▶ Given exercise: Identify the lines holding "from" and copy them.

▶ Data supplied:
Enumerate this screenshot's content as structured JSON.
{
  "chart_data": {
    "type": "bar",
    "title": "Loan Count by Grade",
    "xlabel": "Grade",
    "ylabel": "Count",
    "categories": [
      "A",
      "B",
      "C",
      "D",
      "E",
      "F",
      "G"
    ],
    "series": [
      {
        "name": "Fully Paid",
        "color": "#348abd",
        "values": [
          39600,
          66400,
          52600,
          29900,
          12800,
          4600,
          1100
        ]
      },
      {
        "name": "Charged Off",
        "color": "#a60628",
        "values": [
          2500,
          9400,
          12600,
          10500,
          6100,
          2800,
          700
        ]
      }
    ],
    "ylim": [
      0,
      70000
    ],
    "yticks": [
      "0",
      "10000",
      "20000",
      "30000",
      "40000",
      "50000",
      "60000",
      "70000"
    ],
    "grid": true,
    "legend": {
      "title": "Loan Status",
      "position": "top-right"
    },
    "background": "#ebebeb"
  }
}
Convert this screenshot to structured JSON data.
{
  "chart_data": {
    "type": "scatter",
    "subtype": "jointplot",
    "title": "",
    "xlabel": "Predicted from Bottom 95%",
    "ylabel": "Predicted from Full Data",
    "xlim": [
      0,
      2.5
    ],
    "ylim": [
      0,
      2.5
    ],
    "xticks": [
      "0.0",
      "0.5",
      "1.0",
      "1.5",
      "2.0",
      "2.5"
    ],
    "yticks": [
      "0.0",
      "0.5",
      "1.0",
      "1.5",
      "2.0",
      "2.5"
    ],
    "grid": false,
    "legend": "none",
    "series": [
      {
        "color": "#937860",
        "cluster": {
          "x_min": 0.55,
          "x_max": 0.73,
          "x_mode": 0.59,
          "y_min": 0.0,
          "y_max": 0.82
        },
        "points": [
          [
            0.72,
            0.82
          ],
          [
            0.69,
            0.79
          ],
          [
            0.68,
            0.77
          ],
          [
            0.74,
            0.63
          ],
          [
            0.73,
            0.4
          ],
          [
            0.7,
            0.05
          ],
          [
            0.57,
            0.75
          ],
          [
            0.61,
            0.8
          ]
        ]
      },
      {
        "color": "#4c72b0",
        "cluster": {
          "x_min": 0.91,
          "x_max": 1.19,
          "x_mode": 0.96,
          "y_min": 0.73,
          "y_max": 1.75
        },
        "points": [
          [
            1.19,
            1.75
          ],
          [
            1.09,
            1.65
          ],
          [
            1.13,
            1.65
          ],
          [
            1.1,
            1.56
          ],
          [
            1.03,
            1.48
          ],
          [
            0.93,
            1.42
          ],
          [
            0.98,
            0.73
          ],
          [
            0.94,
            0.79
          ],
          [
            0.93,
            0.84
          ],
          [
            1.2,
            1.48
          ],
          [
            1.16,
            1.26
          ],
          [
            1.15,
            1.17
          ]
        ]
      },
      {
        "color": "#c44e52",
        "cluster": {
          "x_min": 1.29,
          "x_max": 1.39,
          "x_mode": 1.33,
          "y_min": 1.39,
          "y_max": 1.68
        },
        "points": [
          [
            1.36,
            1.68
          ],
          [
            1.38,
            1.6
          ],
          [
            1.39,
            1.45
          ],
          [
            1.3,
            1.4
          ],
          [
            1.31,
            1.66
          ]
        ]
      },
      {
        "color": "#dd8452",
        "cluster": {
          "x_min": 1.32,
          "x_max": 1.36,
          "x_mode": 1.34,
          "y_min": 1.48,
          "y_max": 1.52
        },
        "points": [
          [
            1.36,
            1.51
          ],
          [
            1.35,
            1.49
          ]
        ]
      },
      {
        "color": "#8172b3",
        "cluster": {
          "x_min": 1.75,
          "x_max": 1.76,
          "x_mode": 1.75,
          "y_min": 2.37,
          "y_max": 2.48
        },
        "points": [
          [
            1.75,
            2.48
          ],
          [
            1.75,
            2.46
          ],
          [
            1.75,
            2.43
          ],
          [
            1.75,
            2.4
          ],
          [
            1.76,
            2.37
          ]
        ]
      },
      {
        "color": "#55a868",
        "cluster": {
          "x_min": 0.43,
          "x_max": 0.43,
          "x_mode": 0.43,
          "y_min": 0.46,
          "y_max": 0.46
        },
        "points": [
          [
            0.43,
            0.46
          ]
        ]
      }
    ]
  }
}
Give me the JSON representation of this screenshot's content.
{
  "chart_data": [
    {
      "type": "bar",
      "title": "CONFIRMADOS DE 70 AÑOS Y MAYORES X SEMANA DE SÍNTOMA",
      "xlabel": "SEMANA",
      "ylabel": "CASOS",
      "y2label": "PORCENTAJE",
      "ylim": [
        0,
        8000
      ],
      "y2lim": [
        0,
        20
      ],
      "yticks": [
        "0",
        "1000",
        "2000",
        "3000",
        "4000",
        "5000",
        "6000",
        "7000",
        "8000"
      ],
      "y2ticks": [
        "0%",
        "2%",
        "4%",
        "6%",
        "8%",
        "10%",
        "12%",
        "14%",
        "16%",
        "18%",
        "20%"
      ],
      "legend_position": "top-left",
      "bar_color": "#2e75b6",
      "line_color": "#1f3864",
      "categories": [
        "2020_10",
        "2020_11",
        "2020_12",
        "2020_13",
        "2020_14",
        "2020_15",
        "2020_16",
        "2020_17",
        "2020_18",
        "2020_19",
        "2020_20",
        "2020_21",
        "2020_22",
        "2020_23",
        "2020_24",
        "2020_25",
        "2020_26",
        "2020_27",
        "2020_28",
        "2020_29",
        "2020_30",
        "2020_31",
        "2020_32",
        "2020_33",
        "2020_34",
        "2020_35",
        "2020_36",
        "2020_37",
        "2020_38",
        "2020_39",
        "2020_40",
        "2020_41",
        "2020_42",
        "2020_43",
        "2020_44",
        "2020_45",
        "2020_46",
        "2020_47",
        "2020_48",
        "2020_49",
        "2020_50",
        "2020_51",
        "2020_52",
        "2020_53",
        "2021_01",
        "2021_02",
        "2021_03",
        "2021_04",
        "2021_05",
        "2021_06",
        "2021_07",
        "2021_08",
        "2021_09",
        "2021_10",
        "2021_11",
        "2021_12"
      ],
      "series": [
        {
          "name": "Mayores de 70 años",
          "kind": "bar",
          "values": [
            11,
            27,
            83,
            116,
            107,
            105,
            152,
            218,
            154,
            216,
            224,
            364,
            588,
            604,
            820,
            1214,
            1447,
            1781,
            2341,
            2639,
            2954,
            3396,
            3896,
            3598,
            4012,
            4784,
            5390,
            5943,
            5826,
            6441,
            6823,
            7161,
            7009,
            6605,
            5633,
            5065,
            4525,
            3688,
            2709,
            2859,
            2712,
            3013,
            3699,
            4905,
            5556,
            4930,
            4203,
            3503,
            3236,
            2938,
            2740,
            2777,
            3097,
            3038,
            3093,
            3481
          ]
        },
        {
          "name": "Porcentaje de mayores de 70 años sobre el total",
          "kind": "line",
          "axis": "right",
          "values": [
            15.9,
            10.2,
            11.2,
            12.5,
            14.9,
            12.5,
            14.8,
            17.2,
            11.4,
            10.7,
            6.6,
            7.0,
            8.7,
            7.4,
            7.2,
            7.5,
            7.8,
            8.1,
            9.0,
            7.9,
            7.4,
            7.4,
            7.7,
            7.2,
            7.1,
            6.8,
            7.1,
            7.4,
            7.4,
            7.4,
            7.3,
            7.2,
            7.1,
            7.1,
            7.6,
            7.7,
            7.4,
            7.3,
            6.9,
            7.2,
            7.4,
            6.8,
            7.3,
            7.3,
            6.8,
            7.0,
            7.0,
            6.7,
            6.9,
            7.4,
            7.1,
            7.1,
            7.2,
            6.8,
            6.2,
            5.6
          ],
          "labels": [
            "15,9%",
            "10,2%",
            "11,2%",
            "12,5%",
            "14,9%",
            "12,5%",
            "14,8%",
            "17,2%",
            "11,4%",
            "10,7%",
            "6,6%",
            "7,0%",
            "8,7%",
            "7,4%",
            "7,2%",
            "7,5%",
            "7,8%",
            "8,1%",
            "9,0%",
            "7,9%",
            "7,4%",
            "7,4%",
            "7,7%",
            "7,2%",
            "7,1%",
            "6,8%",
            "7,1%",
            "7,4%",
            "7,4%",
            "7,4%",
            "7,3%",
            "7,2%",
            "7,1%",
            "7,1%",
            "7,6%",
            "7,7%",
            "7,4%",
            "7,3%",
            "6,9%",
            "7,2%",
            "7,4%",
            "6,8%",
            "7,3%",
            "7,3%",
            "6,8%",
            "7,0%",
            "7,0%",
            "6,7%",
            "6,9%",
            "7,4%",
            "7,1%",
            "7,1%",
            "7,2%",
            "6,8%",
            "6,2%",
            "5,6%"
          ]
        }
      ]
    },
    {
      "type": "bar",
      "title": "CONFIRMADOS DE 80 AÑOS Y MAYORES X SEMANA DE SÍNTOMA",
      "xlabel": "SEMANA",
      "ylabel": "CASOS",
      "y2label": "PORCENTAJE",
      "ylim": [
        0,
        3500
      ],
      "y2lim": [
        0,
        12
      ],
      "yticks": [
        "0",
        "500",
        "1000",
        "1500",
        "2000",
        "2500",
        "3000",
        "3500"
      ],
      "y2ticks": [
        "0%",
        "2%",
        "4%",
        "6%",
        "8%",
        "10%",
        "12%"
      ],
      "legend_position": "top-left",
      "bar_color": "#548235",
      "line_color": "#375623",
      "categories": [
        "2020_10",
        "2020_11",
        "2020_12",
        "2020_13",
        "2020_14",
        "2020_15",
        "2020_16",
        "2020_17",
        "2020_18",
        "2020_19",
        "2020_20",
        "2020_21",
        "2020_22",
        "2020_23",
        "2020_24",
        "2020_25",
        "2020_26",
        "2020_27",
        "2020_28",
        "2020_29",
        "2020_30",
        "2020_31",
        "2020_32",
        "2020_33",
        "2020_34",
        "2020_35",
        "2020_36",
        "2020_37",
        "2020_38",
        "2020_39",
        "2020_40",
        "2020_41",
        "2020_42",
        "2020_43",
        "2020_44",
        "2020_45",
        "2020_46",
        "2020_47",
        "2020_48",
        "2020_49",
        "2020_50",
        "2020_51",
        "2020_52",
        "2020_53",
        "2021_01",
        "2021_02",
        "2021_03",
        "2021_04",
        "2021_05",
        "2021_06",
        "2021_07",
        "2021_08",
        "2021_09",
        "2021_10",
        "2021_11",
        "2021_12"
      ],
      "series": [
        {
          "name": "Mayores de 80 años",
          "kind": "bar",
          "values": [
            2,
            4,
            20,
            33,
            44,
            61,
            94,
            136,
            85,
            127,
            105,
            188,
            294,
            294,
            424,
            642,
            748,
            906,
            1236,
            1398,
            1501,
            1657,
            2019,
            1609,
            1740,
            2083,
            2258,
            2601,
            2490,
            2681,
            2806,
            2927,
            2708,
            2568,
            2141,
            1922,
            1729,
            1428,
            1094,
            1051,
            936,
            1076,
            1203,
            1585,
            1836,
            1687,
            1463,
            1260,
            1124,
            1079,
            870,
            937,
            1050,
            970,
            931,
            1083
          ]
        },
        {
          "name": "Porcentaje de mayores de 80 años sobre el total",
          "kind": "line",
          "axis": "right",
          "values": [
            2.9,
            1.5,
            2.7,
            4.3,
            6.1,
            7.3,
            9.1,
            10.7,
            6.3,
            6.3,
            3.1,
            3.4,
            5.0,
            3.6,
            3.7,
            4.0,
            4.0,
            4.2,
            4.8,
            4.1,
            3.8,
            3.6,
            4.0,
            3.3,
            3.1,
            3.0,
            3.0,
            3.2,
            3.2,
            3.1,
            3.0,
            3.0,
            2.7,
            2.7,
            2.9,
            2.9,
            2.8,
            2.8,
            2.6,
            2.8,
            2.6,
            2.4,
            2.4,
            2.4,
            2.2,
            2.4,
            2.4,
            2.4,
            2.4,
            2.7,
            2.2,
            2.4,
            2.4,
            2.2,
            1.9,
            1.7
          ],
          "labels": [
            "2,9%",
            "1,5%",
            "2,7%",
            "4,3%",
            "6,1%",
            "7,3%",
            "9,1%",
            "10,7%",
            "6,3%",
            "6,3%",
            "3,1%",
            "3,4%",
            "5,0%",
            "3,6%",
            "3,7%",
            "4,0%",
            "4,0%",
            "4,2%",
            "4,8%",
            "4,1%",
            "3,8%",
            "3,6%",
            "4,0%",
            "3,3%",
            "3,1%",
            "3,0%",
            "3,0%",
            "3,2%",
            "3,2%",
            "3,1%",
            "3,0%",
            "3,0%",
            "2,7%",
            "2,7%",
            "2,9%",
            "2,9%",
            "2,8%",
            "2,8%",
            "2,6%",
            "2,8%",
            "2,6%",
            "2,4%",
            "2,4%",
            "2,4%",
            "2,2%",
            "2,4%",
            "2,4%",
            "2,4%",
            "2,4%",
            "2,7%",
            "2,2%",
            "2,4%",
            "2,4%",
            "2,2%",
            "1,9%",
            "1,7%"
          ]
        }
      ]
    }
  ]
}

▶ Written response:
    "xlabel": "Predicted from Bottom 95%",
    "ylabel": "Predicted from Full Data",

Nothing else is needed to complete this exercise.